Each line that holds the word "title" should be returned.

######

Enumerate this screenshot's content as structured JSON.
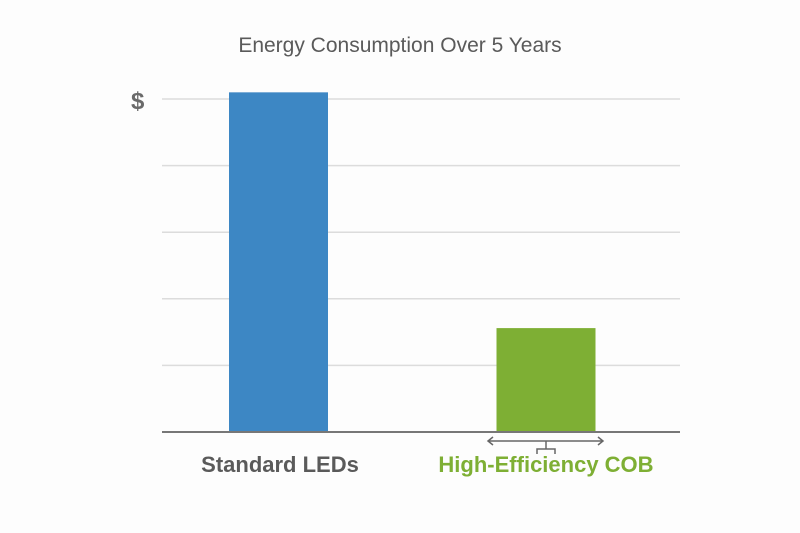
{
  "chart_data": {
    "type": "bar",
    "title": "Energy Consumption Over 5 Years",
    "ylabel": "$",
    "xlabel": "",
    "categories": [
      "Standard LEDs",
      "High-Efficiency COB"
    ],
    "values": [
      5.1,
      1.56
    ],
    "ylim": [
      0,
      5
    ],
    "grid": true,
    "colors": [
      "#3d87c4",
      "#7eaf34"
    ],
    "category_label_colors": [
      "#5a5a5a",
      "#7eaf34"
    ]
  }
}
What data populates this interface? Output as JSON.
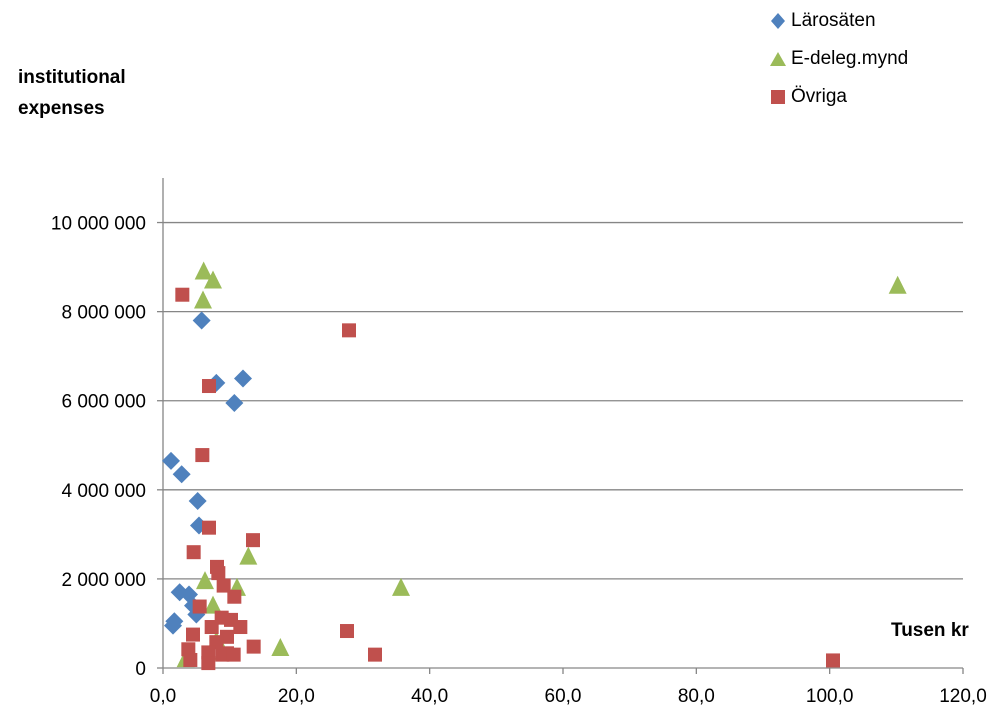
{
  "chart_data": {
    "type": "scatter",
    "title": "",
    "xlabel": "Tusen kr",
    "ylabel": "institutional expenses",
    "xlim": [
      0,
      120
    ],
    "ylim": [
      0,
      11000000
    ],
    "x_ticks": [
      "0,0",
      "20,0",
      "40,0",
      "60,0",
      "80,0",
      "100,0",
      "120,0"
    ],
    "x_tick_values": [
      0,
      20,
      40,
      60,
      80,
      100,
      120
    ],
    "y_ticks": [
      "0",
      "2 000 000",
      "4 000 000",
      "6 000 000",
      "8 000 000",
      "10 000 000"
    ],
    "y_tick_values": [
      0,
      2000000,
      4000000,
      6000000,
      8000000,
      10000000
    ],
    "grid": "horizontal",
    "legend_position": "top-right",
    "series": [
      {
        "name": "Lärosäten",
        "marker": "diamond",
        "color": "#4F81BD",
        "points": [
          [
            1.2,
            4650000
          ],
          [
            2.8,
            4350000
          ],
          [
            5.8,
            7800000
          ],
          [
            8.0,
            6400000
          ],
          [
            12.0,
            6500000
          ],
          [
            10.7,
            5950000
          ],
          [
            5.2,
            3750000
          ],
          [
            5.4,
            3200000
          ],
          [
            2.5,
            1700000
          ],
          [
            3.9,
            1650000
          ],
          [
            4.5,
            1400000
          ],
          [
            5.0,
            1200000
          ],
          [
            1.7,
            1050000
          ],
          [
            1.5,
            950000
          ]
        ]
      },
      {
        "name": "E-deleg.mynd",
        "marker": "triangle",
        "color": "#9BBB59",
        "points": [
          [
            6.1,
            8900000
          ],
          [
            7.5,
            8700000
          ],
          [
            6.0,
            8250000
          ],
          [
            110.2,
            8580000
          ],
          [
            12.8,
            2500000
          ],
          [
            6.3,
            1950000
          ],
          [
            11.1,
            1800000
          ],
          [
            35.7,
            1800000
          ],
          [
            7.5,
            1400000
          ],
          [
            17.6,
            450000
          ],
          [
            8.0,
            600000
          ],
          [
            3.4,
            200000
          ],
          [
            9.0,
            350000
          ]
        ]
      },
      {
        "name": "Övriga",
        "marker": "square",
        "color": "#C0504D",
        "points": [
          [
            2.9,
            8380000
          ],
          [
            27.9,
            7580000
          ],
          [
            6.9,
            6330000
          ],
          [
            5.9,
            4780000
          ],
          [
            6.9,
            3150000
          ],
          [
            13.5,
            2870000
          ],
          [
            4.6,
            2600000
          ],
          [
            8.1,
            2270000
          ],
          [
            8.3,
            2130000
          ],
          [
            9.1,
            1850000
          ],
          [
            10.7,
            1600000
          ],
          [
            5.5,
            1380000
          ],
          [
            8.8,
            1130000
          ],
          [
            10.2,
            1080000
          ],
          [
            7.3,
            920000
          ],
          [
            11.6,
            920000
          ],
          [
            4.5,
            750000
          ],
          [
            9.6,
            700000
          ],
          [
            27.6,
            830000
          ],
          [
            8.0,
            580000
          ],
          [
            13.6,
            480000
          ],
          [
            3.8,
            420000
          ],
          [
            6.8,
            350000
          ],
          [
            8.9,
            300000
          ],
          [
            9.6,
            330000
          ],
          [
            10.6,
            300000
          ],
          [
            31.8,
            300000
          ],
          [
            4.1,
            180000
          ],
          [
            6.8,
            110000
          ],
          [
            100.5,
            170000
          ]
        ]
      }
    ]
  }
}
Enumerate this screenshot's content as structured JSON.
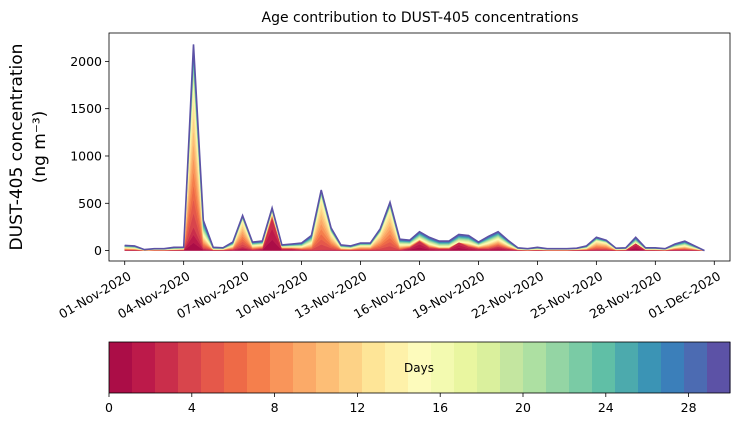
{
  "chart_data": {
    "type": "area",
    "stacked": true,
    "title": "Age contribution to DUST-405 concentrations",
    "ylabel_line1": "DUST-405 concentration",
    "ylabel_line2": "(ng m⁻³)",
    "ylim": [
      -110,
      2300
    ],
    "yticks": [
      0,
      500,
      1000,
      1500,
      2000
    ],
    "xlim": [
      -0.8,
      30.8
    ],
    "xtick_positions": [
      0,
      3,
      6,
      9,
      12,
      15,
      18,
      21,
      24,
      27,
      30
    ],
    "xtick_labels": [
      "01-Nov-2020",
      "04-Nov-2020",
      "07-Nov-2020",
      "10-Nov-2020",
      "13-Nov-2020",
      "16-Nov-2020",
      "19-Nov-2020",
      "22-Nov-2020",
      "25-Nov-2020",
      "28-Nov-2020",
      "01-Dec-2020"
    ],
    "x": [
      0,
      0.5,
      1,
      1.5,
      2,
      2.5,
      3,
      3.5,
      4,
      4.5,
      5,
      5.5,
      6,
      6.5,
      7,
      7.5,
      8,
      8.5,
      9,
      9.5,
      10,
      10.5,
      11,
      11.5,
      12,
      12.5,
      13,
      13.5,
      14,
      14.5,
      15,
      15.5,
      16,
      16.5,
      17,
      17.5,
      18,
      18.5,
      19,
      19.5,
      20,
      20.5,
      21,
      21.5,
      22,
      22.5,
      23,
      23.5,
      24,
      24.5,
      25,
      25.5,
      26,
      26.5,
      27,
      27.5,
      28,
      28.5,
      29,
      29.5
    ],
    "total": [
      55,
      50,
      10,
      20,
      20,
      35,
      35,
      2180,
      320,
      35,
      30,
      90,
      370,
      90,
      100,
      450,
      60,
      70,
      80,
      160,
      640,
      240,
      60,
      50,
      80,
      80,
      230,
      510,
      120,
      110,
      200,
      140,
      100,
      100,
      170,
      160,
      90,
      150,
      200,
      110,
      30,
      20,
      35,
      20,
      20,
      20,
      25,
      50,
      140,
      110,
      25,
      30,
      140,
      30,
      30,
      20,
      70,
      100,
      50,
      0
    ],
    "mid": [
      30,
      25,
      5,
      10,
      10,
      15,
      20,
      1750,
      160,
      15,
      15,
      50,
      320,
      50,
      60,
      400,
      40,
      40,
      40,
      80,
      560,
      180,
      30,
      25,
      50,
      50,
      180,
      440,
      60,
      60,
      120,
      70,
      40,
      40,
      90,
      80,
      50,
      80,
      120,
      60,
      15,
      10,
      15,
      10,
      10,
      10,
      15,
      25,
      100,
      80,
      12,
      15,
      80,
      15,
      15,
      10,
      35,
      50,
      25,
      0
    ],
    "young": [
      5,
      5,
      0,
      2,
      2,
      5,
      5,
      250,
      20,
      5,
      5,
      10,
      40,
      10,
      20,
      350,
      20,
      20,
      10,
      5,
      10,
      10,
      5,
      5,
      5,
      5,
      5,
      5,
      5,
      30,
      100,
      30,
      20,
      20,
      120,
      40,
      20,
      20,
      40,
      20,
      5,
      2,
      5,
      2,
      2,
      2,
      5,
      5,
      10,
      10,
      2,
      5,
      120,
      5,
      5,
      2,
      10,
      10,
      5,
      0
    ],
    "colorbar": {
      "label": "Days",
      "min": 0,
      "max": 30,
      "ticks": [
        0,
        4,
        8,
        12,
        16,
        20,
        24,
        28
      ],
      "colors": [
        "#ab0d47",
        "#bc1a4a",
        "#ca2e4b",
        "#d8454c",
        "#e5584a",
        "#ee6a47",
        "#f57f4c",
        "#f9955a",
        "#fbaa68",
        "#fdbe76",
        "#fdd286",
        "#fee597",
        "#fef1a9",
        "#fdfbbc",
        "#f3fab0",
        "#e9f6a0",
        "#daf09d",
        "#c4e6a0",
        "#ade0a2",
        "#94d5a4",
        "#7acba5",
        "#60bfa6",
        "#4caaad",
        "#3b94b5",
        "#3b7fba",
        "#4c6bb2",
        "#5c52a6"
      ]
    }
  }
}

######

_RESPONSE TO THIS EXERCISE_
    "title": "Energy Consumption Over 5 Years",
    "title": "",
    "title": "Age contribution to DUST-405 concentrations",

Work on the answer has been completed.